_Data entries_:
○ ○ ○

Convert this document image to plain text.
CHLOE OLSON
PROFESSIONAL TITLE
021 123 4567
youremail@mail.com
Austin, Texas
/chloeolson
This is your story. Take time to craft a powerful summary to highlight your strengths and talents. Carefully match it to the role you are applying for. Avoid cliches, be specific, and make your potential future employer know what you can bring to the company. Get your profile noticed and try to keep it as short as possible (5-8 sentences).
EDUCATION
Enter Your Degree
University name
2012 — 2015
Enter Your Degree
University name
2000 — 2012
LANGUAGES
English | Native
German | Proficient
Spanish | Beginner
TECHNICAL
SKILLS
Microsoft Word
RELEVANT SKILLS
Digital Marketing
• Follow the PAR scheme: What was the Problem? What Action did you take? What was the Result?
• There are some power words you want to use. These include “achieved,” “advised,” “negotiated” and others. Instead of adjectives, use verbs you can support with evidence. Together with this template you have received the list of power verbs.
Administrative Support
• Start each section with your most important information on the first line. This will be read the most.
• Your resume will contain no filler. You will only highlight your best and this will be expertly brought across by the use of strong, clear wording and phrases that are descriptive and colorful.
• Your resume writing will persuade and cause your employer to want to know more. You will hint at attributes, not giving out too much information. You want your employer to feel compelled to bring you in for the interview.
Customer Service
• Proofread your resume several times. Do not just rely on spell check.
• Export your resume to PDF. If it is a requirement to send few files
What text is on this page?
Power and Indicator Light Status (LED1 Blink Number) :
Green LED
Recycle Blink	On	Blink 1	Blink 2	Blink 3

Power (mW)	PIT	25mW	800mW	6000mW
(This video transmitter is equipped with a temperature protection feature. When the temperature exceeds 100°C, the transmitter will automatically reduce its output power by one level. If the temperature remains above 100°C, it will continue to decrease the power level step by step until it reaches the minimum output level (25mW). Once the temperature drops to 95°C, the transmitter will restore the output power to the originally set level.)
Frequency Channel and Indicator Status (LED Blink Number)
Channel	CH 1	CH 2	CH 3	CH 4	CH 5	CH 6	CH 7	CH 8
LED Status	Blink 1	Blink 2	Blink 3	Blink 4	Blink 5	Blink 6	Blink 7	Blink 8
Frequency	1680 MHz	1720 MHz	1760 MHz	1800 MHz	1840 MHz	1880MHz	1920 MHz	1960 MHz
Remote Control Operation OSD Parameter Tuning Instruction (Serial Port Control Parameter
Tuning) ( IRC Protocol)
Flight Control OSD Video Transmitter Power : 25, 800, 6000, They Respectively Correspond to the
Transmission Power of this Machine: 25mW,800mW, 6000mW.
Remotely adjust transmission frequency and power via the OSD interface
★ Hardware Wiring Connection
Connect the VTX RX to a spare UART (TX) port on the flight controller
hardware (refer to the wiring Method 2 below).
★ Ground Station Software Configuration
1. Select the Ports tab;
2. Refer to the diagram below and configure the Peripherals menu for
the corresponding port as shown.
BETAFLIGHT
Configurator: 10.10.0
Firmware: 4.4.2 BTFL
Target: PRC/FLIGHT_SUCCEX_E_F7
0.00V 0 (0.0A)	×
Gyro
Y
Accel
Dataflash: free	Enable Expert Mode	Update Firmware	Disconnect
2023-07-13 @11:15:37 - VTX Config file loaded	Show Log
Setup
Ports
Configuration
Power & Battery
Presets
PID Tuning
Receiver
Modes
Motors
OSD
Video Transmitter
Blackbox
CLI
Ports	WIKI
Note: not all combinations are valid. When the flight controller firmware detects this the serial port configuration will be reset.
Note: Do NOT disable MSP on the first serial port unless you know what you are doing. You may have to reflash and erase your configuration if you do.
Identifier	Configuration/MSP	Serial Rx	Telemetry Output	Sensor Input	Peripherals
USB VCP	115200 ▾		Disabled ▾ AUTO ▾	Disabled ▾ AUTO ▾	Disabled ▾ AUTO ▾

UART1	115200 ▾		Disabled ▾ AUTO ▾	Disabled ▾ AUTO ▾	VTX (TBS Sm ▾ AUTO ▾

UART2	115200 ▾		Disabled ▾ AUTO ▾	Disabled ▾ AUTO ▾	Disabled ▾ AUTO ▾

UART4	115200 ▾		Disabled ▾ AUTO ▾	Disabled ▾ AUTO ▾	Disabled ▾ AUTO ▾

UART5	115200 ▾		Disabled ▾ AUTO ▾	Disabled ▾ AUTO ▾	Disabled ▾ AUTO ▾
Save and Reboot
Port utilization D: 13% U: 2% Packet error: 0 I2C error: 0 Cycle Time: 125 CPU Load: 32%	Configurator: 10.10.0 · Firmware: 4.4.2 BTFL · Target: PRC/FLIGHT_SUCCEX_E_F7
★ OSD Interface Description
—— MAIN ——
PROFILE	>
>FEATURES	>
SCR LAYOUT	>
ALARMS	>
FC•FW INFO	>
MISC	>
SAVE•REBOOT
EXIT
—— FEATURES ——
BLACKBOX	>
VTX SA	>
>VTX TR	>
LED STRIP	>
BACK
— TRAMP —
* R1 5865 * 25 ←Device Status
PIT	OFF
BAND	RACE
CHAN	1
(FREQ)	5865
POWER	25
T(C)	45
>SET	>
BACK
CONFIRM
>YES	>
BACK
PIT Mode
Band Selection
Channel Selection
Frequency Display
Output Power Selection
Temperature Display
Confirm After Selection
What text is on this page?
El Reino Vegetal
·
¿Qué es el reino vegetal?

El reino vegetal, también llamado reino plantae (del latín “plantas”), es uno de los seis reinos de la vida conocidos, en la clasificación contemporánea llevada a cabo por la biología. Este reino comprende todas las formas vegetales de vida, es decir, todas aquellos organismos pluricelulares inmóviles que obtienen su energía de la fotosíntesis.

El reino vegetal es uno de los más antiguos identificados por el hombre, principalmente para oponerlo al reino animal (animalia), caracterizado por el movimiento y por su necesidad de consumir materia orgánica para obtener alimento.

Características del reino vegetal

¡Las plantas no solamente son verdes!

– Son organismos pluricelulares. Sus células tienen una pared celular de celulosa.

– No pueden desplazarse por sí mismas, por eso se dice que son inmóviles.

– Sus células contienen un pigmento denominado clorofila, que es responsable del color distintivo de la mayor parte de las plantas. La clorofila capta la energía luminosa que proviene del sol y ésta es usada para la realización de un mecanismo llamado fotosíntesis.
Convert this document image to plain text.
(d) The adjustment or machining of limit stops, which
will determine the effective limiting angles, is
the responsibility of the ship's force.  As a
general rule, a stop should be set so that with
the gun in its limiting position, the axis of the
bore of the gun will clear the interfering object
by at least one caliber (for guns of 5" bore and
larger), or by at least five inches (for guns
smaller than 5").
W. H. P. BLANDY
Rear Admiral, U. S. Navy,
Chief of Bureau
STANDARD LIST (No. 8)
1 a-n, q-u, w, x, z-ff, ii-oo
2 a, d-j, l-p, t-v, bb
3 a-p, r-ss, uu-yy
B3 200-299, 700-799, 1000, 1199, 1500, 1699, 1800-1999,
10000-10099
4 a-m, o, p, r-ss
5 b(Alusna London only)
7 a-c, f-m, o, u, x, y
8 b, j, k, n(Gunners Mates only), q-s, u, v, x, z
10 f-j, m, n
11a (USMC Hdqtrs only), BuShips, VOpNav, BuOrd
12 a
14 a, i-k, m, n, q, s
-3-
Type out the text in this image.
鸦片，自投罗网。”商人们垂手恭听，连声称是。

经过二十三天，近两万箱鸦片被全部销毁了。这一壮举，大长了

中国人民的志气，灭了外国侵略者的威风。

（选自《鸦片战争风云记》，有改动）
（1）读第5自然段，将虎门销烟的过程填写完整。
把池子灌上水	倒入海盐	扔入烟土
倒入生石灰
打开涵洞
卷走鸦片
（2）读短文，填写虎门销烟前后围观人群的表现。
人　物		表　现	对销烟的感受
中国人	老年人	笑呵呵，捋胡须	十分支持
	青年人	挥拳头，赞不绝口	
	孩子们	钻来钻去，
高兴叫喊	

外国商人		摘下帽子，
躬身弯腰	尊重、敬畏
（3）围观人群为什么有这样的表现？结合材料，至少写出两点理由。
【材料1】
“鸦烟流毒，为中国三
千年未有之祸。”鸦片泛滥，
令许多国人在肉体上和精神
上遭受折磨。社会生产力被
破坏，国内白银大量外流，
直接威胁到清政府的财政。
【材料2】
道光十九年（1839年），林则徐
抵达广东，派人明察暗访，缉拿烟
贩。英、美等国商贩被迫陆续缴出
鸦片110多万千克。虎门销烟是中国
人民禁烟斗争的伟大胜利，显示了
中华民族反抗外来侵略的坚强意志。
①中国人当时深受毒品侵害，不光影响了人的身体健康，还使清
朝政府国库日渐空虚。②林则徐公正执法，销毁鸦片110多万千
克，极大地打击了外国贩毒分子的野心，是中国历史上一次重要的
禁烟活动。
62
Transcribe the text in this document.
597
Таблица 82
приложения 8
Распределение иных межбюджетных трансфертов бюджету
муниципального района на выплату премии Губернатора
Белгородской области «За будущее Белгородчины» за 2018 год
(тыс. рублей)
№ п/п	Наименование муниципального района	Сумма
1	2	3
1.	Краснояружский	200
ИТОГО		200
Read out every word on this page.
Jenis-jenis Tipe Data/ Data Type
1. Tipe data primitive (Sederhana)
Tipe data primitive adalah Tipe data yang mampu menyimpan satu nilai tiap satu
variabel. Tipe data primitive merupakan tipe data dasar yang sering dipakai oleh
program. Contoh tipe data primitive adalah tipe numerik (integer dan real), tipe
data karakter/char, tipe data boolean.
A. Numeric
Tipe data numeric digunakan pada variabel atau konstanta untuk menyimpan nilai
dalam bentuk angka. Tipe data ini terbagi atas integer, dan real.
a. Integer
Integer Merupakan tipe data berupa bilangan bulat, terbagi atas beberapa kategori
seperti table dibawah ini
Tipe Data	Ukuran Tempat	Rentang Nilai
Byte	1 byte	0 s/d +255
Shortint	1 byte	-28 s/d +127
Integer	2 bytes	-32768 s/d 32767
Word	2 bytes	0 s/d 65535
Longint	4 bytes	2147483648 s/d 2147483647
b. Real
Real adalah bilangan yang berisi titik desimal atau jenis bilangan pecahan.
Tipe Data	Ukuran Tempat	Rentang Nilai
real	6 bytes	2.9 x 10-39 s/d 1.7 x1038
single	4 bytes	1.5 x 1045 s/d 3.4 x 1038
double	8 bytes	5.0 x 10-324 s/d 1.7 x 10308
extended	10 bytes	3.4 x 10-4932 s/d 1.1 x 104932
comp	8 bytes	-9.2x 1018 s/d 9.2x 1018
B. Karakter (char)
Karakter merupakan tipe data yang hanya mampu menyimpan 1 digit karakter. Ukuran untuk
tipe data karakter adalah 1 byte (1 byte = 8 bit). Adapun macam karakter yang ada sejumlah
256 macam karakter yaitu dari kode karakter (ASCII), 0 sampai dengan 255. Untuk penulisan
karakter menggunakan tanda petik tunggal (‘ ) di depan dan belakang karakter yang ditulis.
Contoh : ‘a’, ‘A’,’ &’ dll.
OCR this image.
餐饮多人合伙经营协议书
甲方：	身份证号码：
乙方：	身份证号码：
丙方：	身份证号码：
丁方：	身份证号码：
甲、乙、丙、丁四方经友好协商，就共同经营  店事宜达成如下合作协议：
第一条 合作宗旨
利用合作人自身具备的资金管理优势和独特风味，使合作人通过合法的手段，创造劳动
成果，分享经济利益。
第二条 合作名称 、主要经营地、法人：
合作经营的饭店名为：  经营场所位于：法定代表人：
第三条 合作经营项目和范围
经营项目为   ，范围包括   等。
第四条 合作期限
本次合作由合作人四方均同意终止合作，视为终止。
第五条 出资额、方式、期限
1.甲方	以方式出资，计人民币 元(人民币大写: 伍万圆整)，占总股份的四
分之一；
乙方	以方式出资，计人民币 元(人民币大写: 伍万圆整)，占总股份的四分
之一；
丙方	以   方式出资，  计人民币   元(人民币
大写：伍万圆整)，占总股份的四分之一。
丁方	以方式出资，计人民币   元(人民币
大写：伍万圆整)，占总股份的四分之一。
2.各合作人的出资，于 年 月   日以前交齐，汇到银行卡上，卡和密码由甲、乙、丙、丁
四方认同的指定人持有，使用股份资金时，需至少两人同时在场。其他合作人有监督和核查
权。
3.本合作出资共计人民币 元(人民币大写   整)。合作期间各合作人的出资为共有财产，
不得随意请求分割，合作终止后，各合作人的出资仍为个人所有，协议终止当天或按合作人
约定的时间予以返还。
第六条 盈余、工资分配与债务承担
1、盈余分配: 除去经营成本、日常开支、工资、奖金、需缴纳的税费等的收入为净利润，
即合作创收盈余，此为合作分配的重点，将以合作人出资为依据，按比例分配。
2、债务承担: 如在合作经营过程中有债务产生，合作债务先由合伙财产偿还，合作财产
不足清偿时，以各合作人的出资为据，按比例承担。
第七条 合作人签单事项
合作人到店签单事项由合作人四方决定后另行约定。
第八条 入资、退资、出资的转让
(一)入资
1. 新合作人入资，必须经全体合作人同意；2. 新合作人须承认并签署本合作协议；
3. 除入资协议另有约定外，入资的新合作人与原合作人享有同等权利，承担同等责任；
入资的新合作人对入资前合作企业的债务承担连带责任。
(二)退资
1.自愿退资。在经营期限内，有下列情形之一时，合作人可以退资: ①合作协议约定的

○ ○ ○

Across the records above, count the lines holding "atas" and reply with that number alone.

_In response_: 2